-- INPUT start --

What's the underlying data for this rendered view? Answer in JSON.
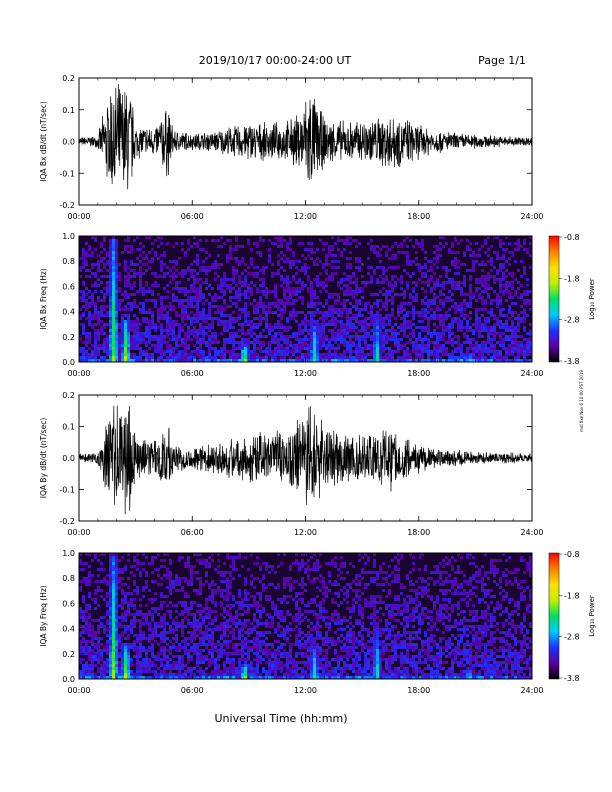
{
  "header": {
    "date_range": "2019/10/17  00:00-24:00 UT",
    "page": "Page 1/1"
  },
  "side_note": "mdl fixe Nov 6 10:00 PST 2019",
  "x_axis_label": "Universal Time (hh:mm)",
  "colorbar": {
    "title": "Log₁₀ Power",
    "ticks": [
      "-0.8",
      "-1.8",
      "-2.8",
      "-3.8"
    ],
    "range": [
      -3.8,
      -0.8
    ],
    "colors": [
      "#000000",
      "#5a00a0",
      "#2030ff",
      "#00c8ff",
      "#00e060",
      "#c0f000",
      "#ffe000",
      "#ff8000",
      "#ff0000"
    ]
  },
  "chart_data": [
    {
      "type": "line",
      "panel": "waveform",
      "ylabel": "IQA Bx dB/dt (nT/sec)",
      "xlim_hours": [
        0,
        24
      ],
      "ylim": [
        -0.2,
        0.2
      ],
      "x_ticks": [
        "00:00",
        "06:00",
        "12:00",
        "18:00",
        "24:00"
      ],
      "y_ticks": [
        "0.2",
        "0.1",
        "0.0",
        "-0.1",
        "-0.2"
      ],
      "x_hours": [
        0,
        1,
        1.7,
        2.2,
        2.7,
        3,
        4,
        4.7,
        5,
        6,
        7,
        8,
        9,
        10,
        11,
        11.7,
        12.2,
        13,
        14,
        15,
        16,
        16.5,
        17,
        18,
        19,
        20,
        21,
        22,
        23,
        24
      ],
      "envelope": [
        0.015,
        0.02,
        0.2,
        0.2,
        0.2,
        0.06,
        0.05,
        0.13,
        0.04,
        0.03,
        0.035,
        0.05,
        0.07,
        0.06,
        0.07,
        0.1,
        0.2,
        0.08,
        0.07,
        0.075,
        0.09,
        0.1,
        0.09,
        0.06,
        0.04,
        0.03,
        0.025,
        0.02,
        0.018,
        0.015
      ]
    },
    {
      "type": "heatmap",
      "panel": "spectrogram",
      "ylabel": "IQA Bx Freq (Hz)",
      "xlim_hours": [
        0,
        24
      ],
      "ylim": [
        0,
        1.0
      ],
      "x_ticks": [
        "00:00",
        "06:00",
        "12:00",
        "18:00",
        "24:00"
      ],
      "y_ticks": [
        "1.0",
        "0.8",
        "0.6",
        "0.4",
        "0.2",
        "0.0"
      ],
      "zlim": [
        -3.8,
        -0.8
      ],
      "features": [
        {
          "hour": 1.75,
          "freq_max": 1.0,
          "level": -2.2
        },
        {
          "hour": 2.4,
          "freq_max": 0.35,
          "level": -2.0
        },
        {
          "hour": 8.7,
          "freq_max": 0.15,
          "level": -2.0
        },
        {
          "hour": 12.4,
          "freq_max": 0.3,
          "level": -2.3
        },
        {
          "hour": 15.7,
          "freq_max": 0.4,
          "level": -2.6
        },
        {
          "hour": 20.6,
          "freq_max": 0.08,
          "level": -2.5
        }
      ]
    },
    {
      "type": "line",
      "panel": "waveform",
      "ylabel": "IQA By dB/dt (nT/sec)",
      "xlim_hours": [
        0,
        24
      ],
      "ylim": [
        -0.2,
        0.2
      ],
      "x_ticks": [
        "00:00",
        "06:00",
        "12:00",
        "18:00",
        "24:00"
      ],
      "y_ticks": [
        "0.2",
        "0.1",
        "0.0",
        "-0.1",
        "-0.2"
      ],
      "x_hours": [
        0,
        1,
        1.7,
        2.2,
        2.7,
        3,
        4,
        4.7,
        5,
        6,
        7,
        8,
        9,
        10,
        11,
        11.7,
        12.2,
        13,
        14,
        15,
        16,
        16.5,
        17,
        18,
        19,
        20,
        21,
        22,
        23,
        24
      ],
      "envelope": [
        0.015,
        0.02,
        0.2,
        0.2,
        0.2,
        0.08,
        0.06,
        0.14,
        0.05,
        0.04,
        0.05,
        0.07,
        0.09,
        0.08,
        0.1,
        0.14,
        0.2,
        0.12,
        0.1,
        0.09,
        0.1,
        0.12,
        0.09,
        0.05,
        0.035,
        0.03,
        0.02,
        0.02,
        0.018,
        0.015
      ]
    },
    {
      "type": "heatmap",
      "panel": "spectrogram",
      "ylabel": "IQA By Freq (Hz)",
      "xlim_hours": [
        0,
        24
      ],
      "ylim": [
        0,
        1.0
      ],
      "x_ticks": [
        "00:00",
        "06:00",
        "12:00",
        "18:00",
        "24:00"
      ],
      "y_ticks": [
        "1.0",
        "0.8",
        "0.6",
        "0.4",
        "0.2",
        "0.0"
      ],
      "zlim": [
        -3.8,
        -0.8
      ],
      "features": [
        {
          "hour": 1.75,
          "freq_max": 1.0,
          "level": -2.2
        },
        {
          "hour": 2.4,
          "freq_max": 0.3,
          "level": -2.0
        },
        {
          "hour": 8.7,
          "freq_max": 0.12,
          "level": -2.0
        },
        {
          "hour": 12.4,
          "freq_max": 0.25,
          "level": -2.4
        },
        {
          "hour": 15.7,
          "freq_max": 0.42,
          "level": -2.6
        },
        {
          "hour": 20.6,
          "freq_max": 0.08,
          "level": -2.5
        }
      ]
    }
  ]
}
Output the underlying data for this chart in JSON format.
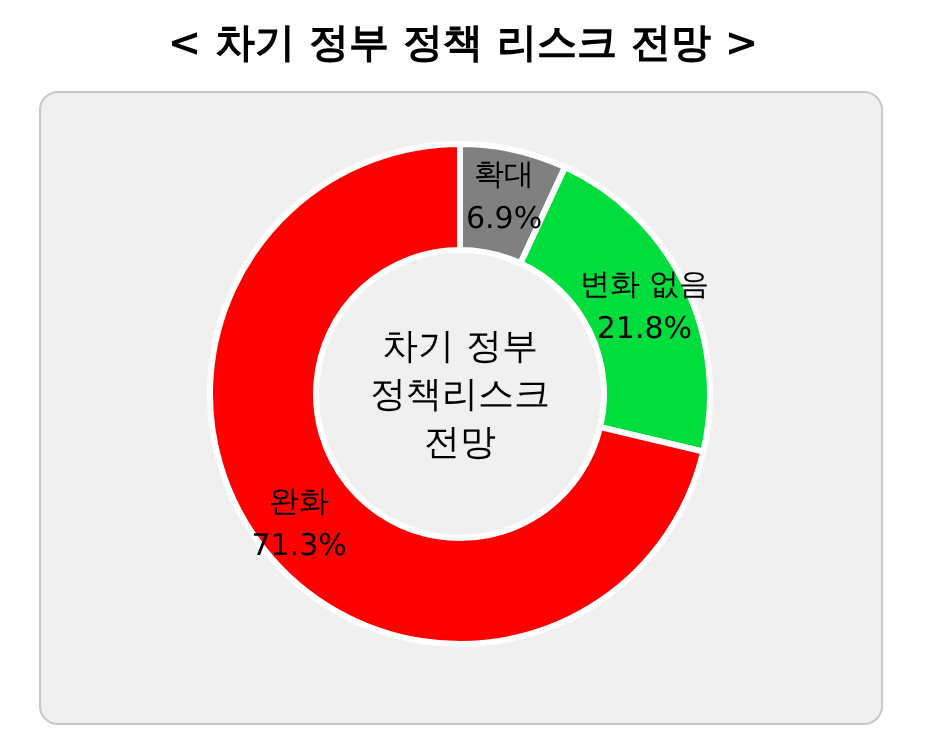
{
  "chart_data": {
    "type": "donut",
    "title": "< 차기 정부 정책 리스크 전망 >",
    "categories": [
      "확대",
      "변화 없음",
      "완화"
    ],
    "values": [
      6.9,
      21.8,
      71.3
    ],
    "colors": [
      "#808080",
      "#00dd3c",
      "#ff0000"
    ],
    "value_labels": [
      "6.9%",
      "21.8%",
      "71.3%"
    ],
    "annotations": [
      "차기 정부\n정책리스크\n전망"
    ]
  }
}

-- INPUT end --

**SHORT TASK:** Find the word "this" and list each line it appears in.

**FULL ANSWER:**
What's the underlying data for this rendered view? Answer in JSON.
Output the underlying data for this chart in JSON format.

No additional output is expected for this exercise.